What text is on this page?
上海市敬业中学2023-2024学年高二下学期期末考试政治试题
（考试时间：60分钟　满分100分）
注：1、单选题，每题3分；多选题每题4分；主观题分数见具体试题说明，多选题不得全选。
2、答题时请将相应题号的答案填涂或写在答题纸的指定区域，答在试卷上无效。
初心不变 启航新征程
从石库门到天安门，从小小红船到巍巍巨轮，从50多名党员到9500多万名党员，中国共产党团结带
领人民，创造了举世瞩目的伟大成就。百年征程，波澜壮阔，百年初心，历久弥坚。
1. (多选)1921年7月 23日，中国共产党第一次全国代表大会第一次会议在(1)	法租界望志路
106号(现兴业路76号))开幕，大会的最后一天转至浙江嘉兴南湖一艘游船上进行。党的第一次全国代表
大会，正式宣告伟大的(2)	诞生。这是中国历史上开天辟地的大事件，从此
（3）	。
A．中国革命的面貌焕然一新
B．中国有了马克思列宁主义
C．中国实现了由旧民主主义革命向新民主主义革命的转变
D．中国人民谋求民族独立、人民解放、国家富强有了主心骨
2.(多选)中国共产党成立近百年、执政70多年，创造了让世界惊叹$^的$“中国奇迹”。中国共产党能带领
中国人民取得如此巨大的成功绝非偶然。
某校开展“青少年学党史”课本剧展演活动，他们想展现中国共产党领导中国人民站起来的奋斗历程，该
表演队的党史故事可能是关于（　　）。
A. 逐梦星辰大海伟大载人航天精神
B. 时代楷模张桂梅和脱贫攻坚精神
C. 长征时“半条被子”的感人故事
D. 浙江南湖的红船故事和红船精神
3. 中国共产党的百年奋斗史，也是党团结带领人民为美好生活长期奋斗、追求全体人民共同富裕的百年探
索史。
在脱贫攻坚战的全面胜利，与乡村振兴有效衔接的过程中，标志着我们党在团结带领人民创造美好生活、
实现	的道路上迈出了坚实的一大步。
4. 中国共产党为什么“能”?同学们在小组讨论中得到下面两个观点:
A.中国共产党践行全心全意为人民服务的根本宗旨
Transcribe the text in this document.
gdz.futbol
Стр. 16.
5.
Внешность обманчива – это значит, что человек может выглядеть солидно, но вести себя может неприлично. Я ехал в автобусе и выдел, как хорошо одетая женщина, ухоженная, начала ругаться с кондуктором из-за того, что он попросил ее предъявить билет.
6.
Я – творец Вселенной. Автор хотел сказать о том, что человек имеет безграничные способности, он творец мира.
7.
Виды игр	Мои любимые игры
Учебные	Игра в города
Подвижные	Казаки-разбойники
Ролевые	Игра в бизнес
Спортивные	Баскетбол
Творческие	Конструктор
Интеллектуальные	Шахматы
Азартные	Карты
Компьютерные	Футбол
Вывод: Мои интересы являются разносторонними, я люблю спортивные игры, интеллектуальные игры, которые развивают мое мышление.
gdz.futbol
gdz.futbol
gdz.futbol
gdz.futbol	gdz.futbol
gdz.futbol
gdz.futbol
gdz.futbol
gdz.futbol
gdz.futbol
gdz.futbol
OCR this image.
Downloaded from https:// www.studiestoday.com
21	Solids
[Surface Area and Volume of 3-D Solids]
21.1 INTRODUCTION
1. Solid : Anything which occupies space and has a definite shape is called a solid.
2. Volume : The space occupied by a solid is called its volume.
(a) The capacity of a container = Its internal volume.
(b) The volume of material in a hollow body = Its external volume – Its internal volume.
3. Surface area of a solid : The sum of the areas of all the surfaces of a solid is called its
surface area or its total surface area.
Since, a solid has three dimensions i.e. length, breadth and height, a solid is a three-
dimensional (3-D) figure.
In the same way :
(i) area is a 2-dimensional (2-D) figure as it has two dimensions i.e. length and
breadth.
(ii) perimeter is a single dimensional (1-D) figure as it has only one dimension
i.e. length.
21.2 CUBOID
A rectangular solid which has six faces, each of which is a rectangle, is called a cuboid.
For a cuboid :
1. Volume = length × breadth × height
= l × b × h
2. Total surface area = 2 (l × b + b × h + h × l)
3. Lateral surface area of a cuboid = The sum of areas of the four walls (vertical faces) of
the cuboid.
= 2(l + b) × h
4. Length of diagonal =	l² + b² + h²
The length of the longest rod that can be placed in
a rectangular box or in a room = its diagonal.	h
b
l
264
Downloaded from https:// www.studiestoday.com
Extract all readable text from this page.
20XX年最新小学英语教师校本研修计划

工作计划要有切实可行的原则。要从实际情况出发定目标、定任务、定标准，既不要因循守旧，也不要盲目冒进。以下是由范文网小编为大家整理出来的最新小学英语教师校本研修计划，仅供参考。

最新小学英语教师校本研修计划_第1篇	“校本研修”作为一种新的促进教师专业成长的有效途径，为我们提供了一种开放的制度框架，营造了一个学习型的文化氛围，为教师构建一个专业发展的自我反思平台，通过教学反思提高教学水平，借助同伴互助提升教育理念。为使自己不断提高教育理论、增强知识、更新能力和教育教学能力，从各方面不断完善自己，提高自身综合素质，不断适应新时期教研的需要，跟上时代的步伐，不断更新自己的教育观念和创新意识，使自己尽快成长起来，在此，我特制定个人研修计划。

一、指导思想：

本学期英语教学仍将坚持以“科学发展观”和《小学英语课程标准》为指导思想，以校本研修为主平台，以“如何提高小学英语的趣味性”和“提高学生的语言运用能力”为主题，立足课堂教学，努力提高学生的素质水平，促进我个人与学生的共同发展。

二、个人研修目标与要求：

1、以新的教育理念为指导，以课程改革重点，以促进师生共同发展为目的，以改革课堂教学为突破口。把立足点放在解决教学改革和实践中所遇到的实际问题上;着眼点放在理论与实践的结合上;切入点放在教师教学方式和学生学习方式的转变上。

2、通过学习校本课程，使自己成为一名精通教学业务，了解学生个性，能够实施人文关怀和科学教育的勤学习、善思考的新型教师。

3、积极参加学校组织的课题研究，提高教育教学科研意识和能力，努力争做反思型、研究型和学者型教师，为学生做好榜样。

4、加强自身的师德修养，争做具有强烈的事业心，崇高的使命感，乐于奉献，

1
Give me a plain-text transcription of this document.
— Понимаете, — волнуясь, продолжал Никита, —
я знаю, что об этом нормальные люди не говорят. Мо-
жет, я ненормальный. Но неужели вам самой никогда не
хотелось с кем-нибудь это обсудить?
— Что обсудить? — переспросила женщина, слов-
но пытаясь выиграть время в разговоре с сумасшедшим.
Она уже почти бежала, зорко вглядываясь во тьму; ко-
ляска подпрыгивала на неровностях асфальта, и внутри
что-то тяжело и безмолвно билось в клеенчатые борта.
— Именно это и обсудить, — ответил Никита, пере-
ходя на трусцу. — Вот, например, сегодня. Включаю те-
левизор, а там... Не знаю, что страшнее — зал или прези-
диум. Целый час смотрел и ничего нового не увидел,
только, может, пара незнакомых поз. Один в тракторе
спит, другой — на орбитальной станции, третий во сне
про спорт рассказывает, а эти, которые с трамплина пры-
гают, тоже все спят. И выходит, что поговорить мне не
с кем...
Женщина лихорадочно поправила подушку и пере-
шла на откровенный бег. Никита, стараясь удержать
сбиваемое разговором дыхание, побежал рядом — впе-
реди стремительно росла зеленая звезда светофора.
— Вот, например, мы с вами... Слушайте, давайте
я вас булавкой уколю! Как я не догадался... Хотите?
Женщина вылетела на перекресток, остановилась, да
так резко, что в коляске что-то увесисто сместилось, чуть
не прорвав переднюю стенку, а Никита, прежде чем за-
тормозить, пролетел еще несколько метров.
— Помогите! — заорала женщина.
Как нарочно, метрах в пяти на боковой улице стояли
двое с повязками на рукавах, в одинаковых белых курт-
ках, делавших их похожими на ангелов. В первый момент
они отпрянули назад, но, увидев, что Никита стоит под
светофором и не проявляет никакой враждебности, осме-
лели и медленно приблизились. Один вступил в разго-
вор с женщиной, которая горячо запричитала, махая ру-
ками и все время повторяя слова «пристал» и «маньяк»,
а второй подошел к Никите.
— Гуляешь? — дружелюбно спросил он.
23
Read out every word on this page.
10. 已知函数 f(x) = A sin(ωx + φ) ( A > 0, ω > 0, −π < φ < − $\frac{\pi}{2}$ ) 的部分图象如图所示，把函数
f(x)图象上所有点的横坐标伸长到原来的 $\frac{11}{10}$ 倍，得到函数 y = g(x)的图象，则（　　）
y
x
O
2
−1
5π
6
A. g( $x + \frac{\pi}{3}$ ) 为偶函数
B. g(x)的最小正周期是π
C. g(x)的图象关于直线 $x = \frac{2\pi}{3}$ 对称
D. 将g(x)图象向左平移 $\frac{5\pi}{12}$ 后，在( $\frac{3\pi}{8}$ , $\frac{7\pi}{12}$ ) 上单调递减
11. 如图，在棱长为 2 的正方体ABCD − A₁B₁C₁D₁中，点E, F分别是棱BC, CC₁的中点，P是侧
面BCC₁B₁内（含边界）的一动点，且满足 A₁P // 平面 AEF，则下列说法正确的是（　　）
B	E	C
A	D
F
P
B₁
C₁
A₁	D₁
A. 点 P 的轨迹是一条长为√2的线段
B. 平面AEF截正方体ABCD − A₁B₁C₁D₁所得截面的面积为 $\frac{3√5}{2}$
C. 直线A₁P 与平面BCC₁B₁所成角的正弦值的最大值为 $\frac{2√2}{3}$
###
# Description of the task
All lines from the one with "Read out every word on this page." through the final line above are to be quoted exactly; quote no other line.

# Solution for this problem
Read out every word on this page.
10. 已知函数 f(x) = A sin(ωx + φ) ( A > 0, ω > 0, −π < φ < − $\frac{\pi}{2}$ ) 的部分图象如图所示，把函数
f(x)图象上所有点的横坐标伸长到原来的 $\frac{11}{10}$ 倍，得到函数 y = g(x)的图象，则（　　）
y
x
O
2
−1
5π
6
A. g( $x + \frac{\pi}{3}$ ) 为偶函数
B. g(x)的最小正周期是π
C. g(x)的图象关于直线 $x = \frac{2\pi}{3}$ 对称
D. 将g(x)图象向左平移 $\frac{5\pi}{12}$ 后，在( $\frac{3\pi}{8}$ , $\frac{7\pi}{12}$ ) 上单调递减
11. 如图，在棱长为 2 的正方体ABCD − A₁B₁C₁D₁中，点E, F分别是棱BC, CC₁的中点，P是侧
面BCC₁B₁内（含边界）的一动点，且满足 A₁P // 平面 AEF，则下列说法正确的是（　　）
B	E	C
A	D
F
P
B₁
C₁
A₁	D₁
A. 点 P 的轨迹是一条长为√2的线段
B. 平面AEF截正方体ABCD − A₁B₁C₁D₁所得截面的面积为 $\frac{3√5}{2}$
C. 直线A₁P 与平面BCC₁B₁所成角的正弦值的最大值为 $\frac{2√2}{3}$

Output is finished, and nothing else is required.